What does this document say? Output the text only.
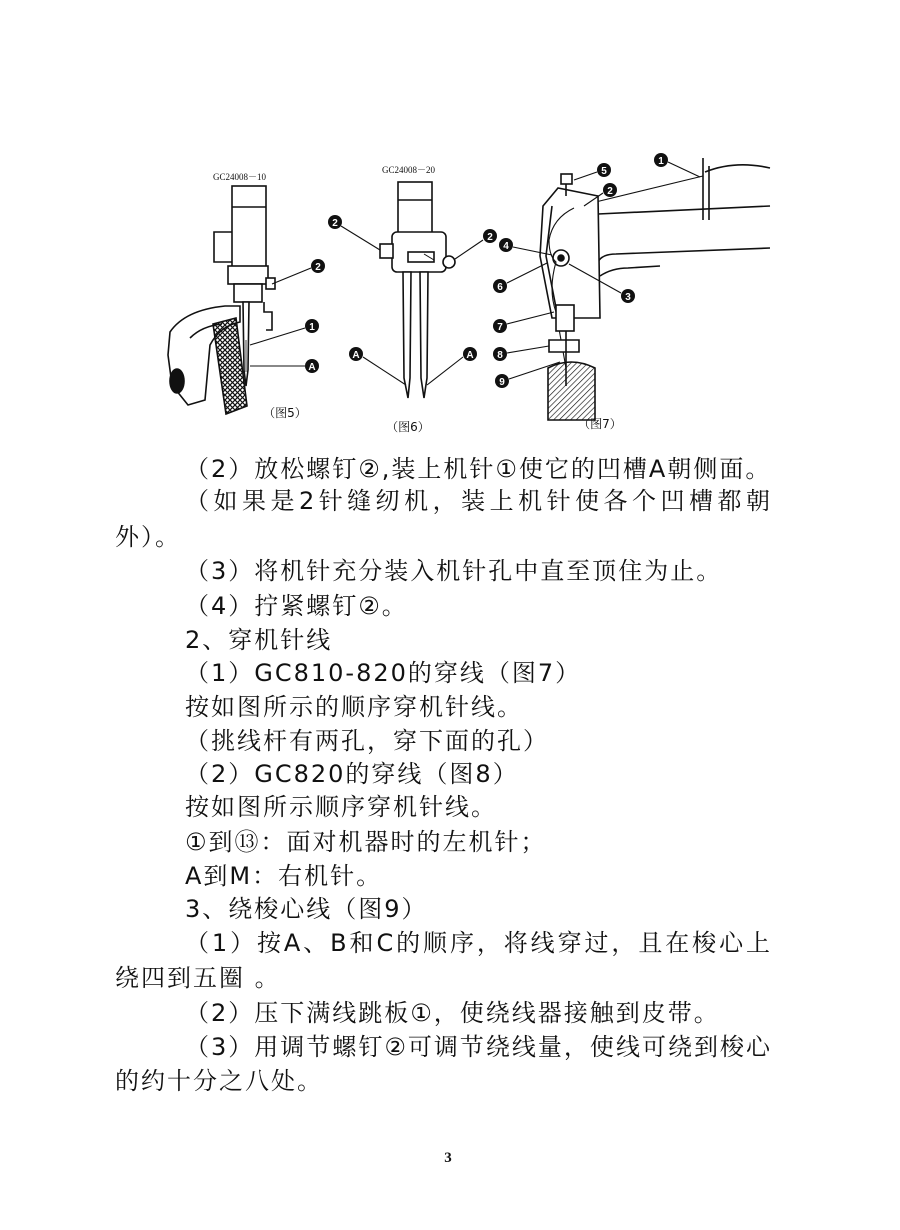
GC24008－10
2
1
A
（图5）
GC24008－20
2
2
A	A
（图6）
1
5
2
4
6
3
7
8
9
（图7）
（2）放松螺钉②,装上机针①使它的凹槽A朝侧面。
（如果是2针缝纫机，装上机针使各个凹槽都朝
外）。
（3）将机针充分装入机针孔中直至顶住为止。
（4）拧紧螺钉②。
2、穿机针线
（1）GC810-820的穿线（图7）
按如图所示的顺序穿机针线。
（挑线杆有两孔，穿下面的孔）
（2）GC820的穿线（图8）
按如图所示顺序穿机针线。
①到⑬：面对机器时的左机针；
A到M：右机针。
3、绕梭心线（图9）
（1）按A、B和C的顺序，将线穿过，且在梭心上
绕四到五圈 。
（2）压下满线跳板①，使绕线器接触到皮带。
（3）用调节螺钉②可调节绕线量，使线可绕到梭心
的约十分之八处。
3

◇ ◇ ◇ ◇ ◇ ◇ ◇

Leave out the pictures and output the rest of the material exactly as written.

The output ▸
What does this document say? Output the text only.
GC24008－10
2
1
A
（图5）
GC24008－20
2
2
A	A
（图6）
1
5
2
4
6
3
7
8
9
（图7）
（2）放松螺钉②,装上机针①使它的凹槽A朝侧面。
（如果是2针缝纫机，装上机针使各个凹槽都朝
外）。
（3）将机针充分装入机针孔中直至顶住为止。
（4）拧紧螺钉②。
2、穿机针线
（1）GC810-820的穿线（图7）
按如图所示的顺序穿机针线。
（挑线杆有两孔，穿下面的孔）
（2）GC820的穿线（图8）
按如图所示顺序穿机针线。
①到⑬：面对机器时的左机针；
A到M：右机针。
3、绕梭心线（图9）
（1）按A、B和C的顺序，将线穿过，且在梭心上
绕四到五圈 。
（2）压下满线跳板①，使绕线器接触到皮带。
（3）用调节螺钉②可调节绕线量，使线可绕到梭心
的约十分之八处。
3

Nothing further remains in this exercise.